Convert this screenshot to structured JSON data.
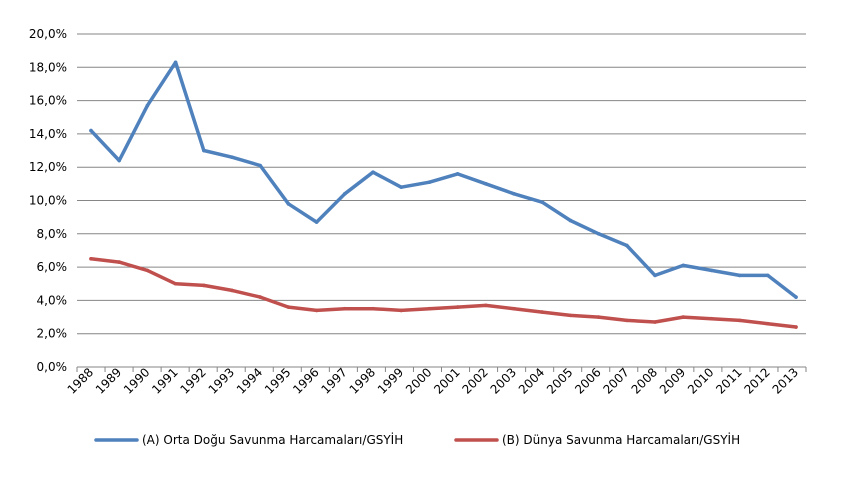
{
  "chart_data": {
    "type": "line",
    "categories": [
      "1988",
      "1989",
      "1990",
      "1991",
      "1992",
      "1993",
      "1994",
      "1995",
      "1996",
      "1997",
      "1998",
      "1999",
      "2000",
      "2001",
      "2002",
      "2003",
      "2004",
      "2005",
      "2006",
      "2007",
      "2008",
      "2009",
      "2010",
      "2011",
      "2012",
      "2013"
    ],
    "ylim": [
      0,
      20
    ],
    "y_ticks": [
      {
        "value": 0,
        "label": "0,0%"
      },
      {
        "value": 2,
        "label": "2,0%"
      },
      {
        "value": 4,
        "label": "4,0%"
      },
      {
        "value": 6,
        "label": "6,0%"
      },
      {
        "value": 8,
        "label": "8,0%"
      },
      {
        "value": 10,
        "label": "10,0%"
      },
      {
        "value": 12,
        "label": "12,0%"
      },
      {
        "value": 14,
        "label": "14,0%"
      },
      {
        "value": 16,
        "label": "16,0%"
      },
      {
        "value": 18,
        "label": "18,0%"
      },
      {
        "value": 20,
        "label": "20,0%"
      }
    ],
    "grid": true,
    "legend_position": "bottom",
    "series": [
      {
        "name": "(A) Orta Doğu Savunma Harcamaları/GSYİH",
        "color": "#4F81BD",
        "values": [
          14.2,
          12.4,
          15.7,
          18.3,
          13.0,
          12.6,
          12.1,
          9.8,
          8.7,
          10.4,
          11.7,
          10.8,
          11.1,
          11.6,
          11.0,
          10.4,
          9.9,
          8.8,
          8.0,
          7.3,
          5.5,
          6.1,
          5.8,
          5.5,
          5.5,
          4.2
        ]
      },
      {
        "name": "(B) Dünya Savunma Harcamaları/GSYİH",
        "color": "#C0504D",
        "values": [
          6.5,
          6.3,
          5.8,
          5.0,
          4.9,
          4.6,
          4.2,
          3.6,
          3.4,
          3.5,
          3.5,
          3.4,
          3.5,
          3.6,
          3.7,
          3.5,
          3.3,
          3.1,
          3.0,
          2.8,
          2.7,
          3.0,
          2.9,
          2.8,
          2.6,
          2.4
        ]
      }
    ]
  }
}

+++

Compute the number of lines above that contain the string "Harcamaları". Reply with that value only.

EXERCISE RESPONSE → 2